▶ Task:
Write the entries below out again exactly; any picture in them stays out.

Stored dataset items:

>> start

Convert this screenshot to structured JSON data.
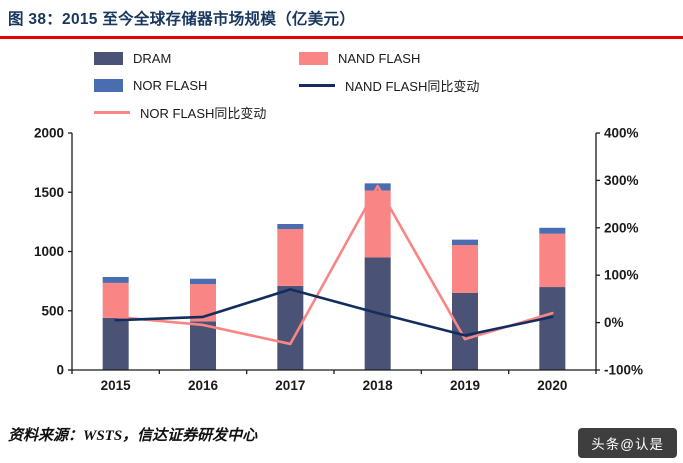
{
  "title": "图 38：2015 至今全球存储器市场规模（亿美元）",
  "source": "资料来源：WSTS，信达证券研发中心",
  "watermark": "头条@认是",
  "colors": {
    "dram": "#4a5376",
    "nand": "#fa8585",
    "nor": "#4a6cb0",
    "nand_yoy_line": "#132e5e",
    "nor_yoy_line": "#fa8585",
    "title_text": "#17375e",
    "rule": "#e60000",
    "axis": "#1a1a1a"
  },
  "chart_data": {
    "type": "stacked-bar+line",
    "title": "2015 至今全球存储器市场规模（亿美元）",
    "categories": [
      "2015",
      "2016",
      "2017",
      "2018",
      "2019",
      "2020"
    ],
    "bar_series": [
      {
        "name": "DRAM",
        "color_key": "dram",
        "values": [
          440,
          410,
          710,
          950,
          650,
          700
        ]
      },
      {
        "name": "NAND FLASH",
        "color_key": "nand",
        "values": [
          295,
          315,
          480,
          565,
          405,
          450
        ]
      },
      {
        "name": "NOR FLASH",
        "color_key": "nor",
        "values": [
          50,
          45,
          42,
          60,
          45,
          50
        ]
      }
    ],
    "line_series": [
      {
        "name": "NOR FLASH同比变动",
        "color_key": "nor_yoy_line",
        "axis": "right",
        "values": [
          12,
          -5,
          -45,
          288,
          -35,
          20
        ]
      },
      {
        "name": "NAND FLASH同比变动",
        "color_key": "nand_yoy_line",
        "axis": "right",
        "values": [
          5,
          12,
          70,
          20,
          -27,
          12
        ]
      }
    ],
    "left_axis": {
      "min": 0,
      "max": 2000,
      "ticks": [
        0,
        500,
        1000,
        1500,
        2000
      ]
    },
    "right_axis": {
      "min": -100,
      "max": 400,
      "tick_values": [
        -100,
        0,
        100,
        200,
        300,
        400
      ],
      "tick_labels": [
        "-100%",
        "0%",
        "100%",
        "200%",
        "300%",
        "400%"
      ]
    },
    "grid": false,
    "legend_position": "top-left",
    "legend_items": [
      {
        "label": "DRAM",
        "swatch": "bar",
        "color_key": "dram"
      },
      {
        "label": "NAND FLASH",
        "swatch": "bar",
        "color_key": "nand"
      },
      {
        "label": "NOR FLASH",
        "swatch": "bar",
        "color_key": "nor"
      },
      {
        "label": "NAND FLASH同比变动",
        "swatch": "line",
        "color_key": "nand_yoy_line"
      },
      {
        "label": "NOR FLASH同比变动",
        "swatch": "line",
        "color_key": "nor_yoy_line"
      }
    ]
  }
}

>> end

▶ Correct output:
Convert this screenshot to structured JSON data.
{
  "title": "图 38：2015 至今全球存储器市场规模（亿美元）",
  "source": "资料来源：WSTS，信达证券研发中心",
  "watermark": "头条@认是",
  "colors": {
    "dram": "#4a5376",
    "nand": "#fa8585",
    "nor": "#4a6cb0",
    "nand_yoy_line": "#132e5e",
    "nor_yoy_line": "#fa8585",
    "title_text": "#17375e",
    "rule": "#e60000",
    "axis": "#1a1a1a"
  },
  "chart_data": {
    "type": "stacked-bar+line",
    "title": "2015 至今全球存储器市场规模（亿美元）",
    "categories": [
      "2015",
      "2016",
      "2017",
      "2018",
      "2019",
      "2020"
    ],
    "bar_series": [
      {
        "name": "DRAM",
        "color_key": "dram",
        "values": [
          440,
          410,
          710,
          950,
          650,
          700
        ]
      },
      {
        "name": "NAND FLASH",
        "color_key": "nand",
        "values": [
          295,
          315,
          480,
          565,
          405,
          450
        ]
      },
      {
        "name": "NOR FLASH",
        "color_key": "nor",
        "values": [
          50,
          45,
          42,
          60,
          45,
          50
        ]
      }
    ],
    "line_series": [
      {
        "name": "NOR FLASH同比变动",
        "color_key": "nor_yoy_line",
        "axis": "right",
        "values": [
          12,
          -5,
          -45,
          288,
          -35,
          20
        ]
      },
      {
        "name": "NAND FLASH同比变动",
        "color_key": "nand_yoy_line",
        "axis": "right",
        "values": [
          5,
          12,
          70,
          20,
          -27,
          12
        ]
      }
    ],
    "left_axis": {
      "min": 0,
      "max": 2000,
      "ticks": [
        0,
        500,
        1000,
        1500,
        2000
      ]
    },
    "right_axis": {
      "min": -100,
      "max": 400,
      "tick_values": [
        -100,
        0,
        100,
        200,
        300,
        400
      ],
      "tick_labels": [
        "-100%",
        "0%",
        "100%",
        "200%",
        "300%",
        "400%"
      ]
    },
    "grid": false,
    "legend_position": "top-left",
    "legend_items": [
      {
        "label": "DRAM",
        "swatch": "bar",
        "color_key": "dram"
      },
      {
        "label": "NAND FLASH",
        "swatch": "bar",
        "color_key": "nand"
      },
      {
        "label": "NOR FLASH",
        "swatch": "bar",
        "color_key": "nor"
      },
      {
        "label": "NAND FLASH同比变动",
        "swatch": "line",
        "color_key": "nand_yoy_line"
      },
      {
        "label": "NOR FLASH同比变动",
        "swatch": "line",
        "color_key": "nor_yoy_line"
      }
    ]
  }
}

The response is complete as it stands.